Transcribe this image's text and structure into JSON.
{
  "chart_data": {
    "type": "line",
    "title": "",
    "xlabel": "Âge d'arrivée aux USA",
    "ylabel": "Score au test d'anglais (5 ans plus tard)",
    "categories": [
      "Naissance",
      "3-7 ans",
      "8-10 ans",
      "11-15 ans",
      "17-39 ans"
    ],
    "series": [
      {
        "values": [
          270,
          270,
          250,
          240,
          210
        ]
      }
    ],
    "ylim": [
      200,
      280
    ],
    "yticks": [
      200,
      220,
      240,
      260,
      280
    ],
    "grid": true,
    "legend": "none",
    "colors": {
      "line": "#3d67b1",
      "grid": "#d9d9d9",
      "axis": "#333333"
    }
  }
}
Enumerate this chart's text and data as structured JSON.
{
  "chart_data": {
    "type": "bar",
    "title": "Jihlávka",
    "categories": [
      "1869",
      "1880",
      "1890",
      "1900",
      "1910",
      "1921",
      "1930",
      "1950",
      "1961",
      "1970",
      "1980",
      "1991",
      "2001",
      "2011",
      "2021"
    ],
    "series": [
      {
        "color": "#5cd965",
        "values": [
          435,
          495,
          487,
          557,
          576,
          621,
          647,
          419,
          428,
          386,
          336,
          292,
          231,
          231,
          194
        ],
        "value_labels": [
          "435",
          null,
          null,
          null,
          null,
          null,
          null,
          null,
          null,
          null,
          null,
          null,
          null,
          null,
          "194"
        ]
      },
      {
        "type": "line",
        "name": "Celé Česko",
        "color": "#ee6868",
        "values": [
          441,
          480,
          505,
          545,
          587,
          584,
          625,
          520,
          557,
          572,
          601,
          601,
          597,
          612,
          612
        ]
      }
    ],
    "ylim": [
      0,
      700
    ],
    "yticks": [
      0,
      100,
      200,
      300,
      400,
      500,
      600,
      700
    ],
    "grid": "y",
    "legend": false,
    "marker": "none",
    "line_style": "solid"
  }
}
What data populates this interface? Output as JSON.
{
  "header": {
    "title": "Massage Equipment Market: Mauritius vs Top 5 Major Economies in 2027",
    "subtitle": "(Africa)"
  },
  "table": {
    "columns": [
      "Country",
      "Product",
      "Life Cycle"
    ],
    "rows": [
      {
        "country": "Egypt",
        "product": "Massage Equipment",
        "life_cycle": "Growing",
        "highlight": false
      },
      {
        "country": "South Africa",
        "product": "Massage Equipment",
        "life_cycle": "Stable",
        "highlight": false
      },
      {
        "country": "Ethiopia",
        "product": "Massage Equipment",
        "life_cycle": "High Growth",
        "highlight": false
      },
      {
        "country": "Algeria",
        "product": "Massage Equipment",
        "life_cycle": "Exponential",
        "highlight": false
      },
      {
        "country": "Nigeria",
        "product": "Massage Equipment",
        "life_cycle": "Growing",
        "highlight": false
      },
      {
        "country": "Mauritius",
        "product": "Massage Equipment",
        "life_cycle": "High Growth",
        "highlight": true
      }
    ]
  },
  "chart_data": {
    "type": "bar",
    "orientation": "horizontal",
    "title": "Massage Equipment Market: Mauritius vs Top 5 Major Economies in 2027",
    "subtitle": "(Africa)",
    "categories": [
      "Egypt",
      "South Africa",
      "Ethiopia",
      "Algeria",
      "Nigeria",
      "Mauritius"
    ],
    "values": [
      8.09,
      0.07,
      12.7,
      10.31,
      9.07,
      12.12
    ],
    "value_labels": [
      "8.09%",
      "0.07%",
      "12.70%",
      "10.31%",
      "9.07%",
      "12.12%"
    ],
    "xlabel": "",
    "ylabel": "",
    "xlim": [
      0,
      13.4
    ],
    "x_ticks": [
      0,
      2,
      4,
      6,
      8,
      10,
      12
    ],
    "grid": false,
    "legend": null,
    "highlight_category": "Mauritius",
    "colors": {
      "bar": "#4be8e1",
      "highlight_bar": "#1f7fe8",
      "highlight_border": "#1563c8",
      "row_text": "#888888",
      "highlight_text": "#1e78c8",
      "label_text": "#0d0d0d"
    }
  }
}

^^^^^^^^^^^^^^^^

## [THE PROBLEM]
Please quote the data above in full, with no line missing.

## [COMPLETED EXERCISE]
Transcribe this image's text and structure into JSON.
{
  "chart_data": {
    "type": "line",
    "title": "",
    "xlabel": "Âge d'arrivée aux USA",
    "ylabel": "Score au test d'anglais (5 ans plus tard)",
    "categories": [
      "Naissance",
      "3-7 ans",
      "8-10 ans",
      "11-15 ans",
      "17-39 ans"
    ],
    "series": [
      {
        "values": [
          270,
          270,
          250,
          240,
          210
        ]
      }
    ],
    "ylim": [
      200,
      280
    ],
    "yticks": [
      200,
      220,
      240,
      260,
      280
    ],
    "grid": true,
    "legend": "none",
    "colors": {
      "line": "#3d67b1",
      "grid": "#d9d9d9",
      "axis": "#333333"
    }
  }
}
Enumerate this chart's text and data as structured JSON.
{
  "chart_data": {
    "type": "bar",
    "title": "Jihlávka",
    "categories": [
      "1869",
      "1880",
      "1890",
      "1900",
      "1910",
      "1921",
      "1930",
      "1950",
      "1961",
      "1970",
      "1980",
      "1991",
      "2001",
      "2011",
      "2021"
    ],
    "series": [
      {
        "color": "#5cd965",
        "values": [
          435,
          495,
          487,
          557,
          576,
          621,
          647,
          419,
          428,
          386,
          336,
          292,
          231,
          231,
          194
        ],
        "value_labels": [
          "435",
          null,
          null,
          null,
          null,
          null,
          null,
          null,
          null,
          null,
          null,
          null,
          null,
          null,
          "194"
        ]
      },
      {
        "type": "line",
        "name": "Celé Česko",
        "color": "#ee6868",
        "values": [
          441,
          480,
          505,
          545,
          587,
          584,
          625,
          520,
          557,
          572,
          601,
          601,
          597,
          612,
          612
        ]
      }
    ],
    "ylim": [
      0,
      700
    ],
    "yticks": [
      0,
      100,
      200,
      300,
      400,
      500,
      600,
      700
    ],
    "grid": "y",
    "legend": false,
    "marker": "none",
    "line_style": "solid"
  }
}
What data populates this interface? Output as JSON.
{
  "header": {
    "title": "Massage Equipment Market: Mauritius vs Top 5 Major Economies in 2027",
    "subtitle": "(Africa)"
  },
  "table": {
    "columns": [
      "Country",
      "Product",
      "Life Cycle"
    ],
    "rows": [
      {
        "country": "Egypt",
        "product": "Massage Equipment",
        "life_cycle": "Growing",
        "highlight": false
      },
      {
        "country": "South Africa",
        "product": "Massage Equipment",
        "life_cycle": "Stable",
        "highlight": false
      },
      {
        "country": "Ethiopia",
        "product": "Massage Equipment",
        "life_cycle": "High Growth",
        "highlight": false
      },
      {
        "country": "Algeria",
        "product": "Massage Equipment",
        "life_cycle": "Exponential",
        "highlight": false
      },
      {
        "country": "Nigeria",
        "product": "Massage Equipment",
        "life_cycle": "Growing",
        "highlight": false
      },
      {
        "country": "Mauritius",
        "product": "Massage Equipment",
        "life_cycle": "High Growth",
        "highlight": true
      }
    ]
  },
  "chart_data": {
    "type": "bar",
    "orientation": "horizontal",
    "title": "Massage Equipment Market: Mauritius vs Top 5 Major Economies in 2027",
    "subtitle": "(Africa)",
    "categories": [
      "Egypt",
      "South Africa",
      "Ethiopia",
      "Algeria",
      "Nigeria",
      "Mauritius"
    ],
    "values": [
      8.09,
      0.07,
      12.7,
      10.31,
      9.07,
      12.12
    ],
    "value_labels": [
      "8.09%",
      "0.07%",
      "12.70%",
      "10.31%",
      "9.07%",
      "12.12%"
    ],
    "xlabel": "",
    "ylabel": "",
    "xlim": [
      0,
      13.4
    ],
    "x_ticks": [
      0,
      2,
      4,
      6,
      8,
      10,
      12
    ],
    "grid": false,
    "legend": null,
    "highlight_category": "Mauritius",
    "colors": {
      "bar": "#4be8e1",
      "highlight_bar": "#1f7fe8",
      "highlight_border": "#1563c8",
      "row_text": "#888888",
      "highlight_text": "#1e78c8",
      "label_text": "#0d0d0d"
    }
  }
}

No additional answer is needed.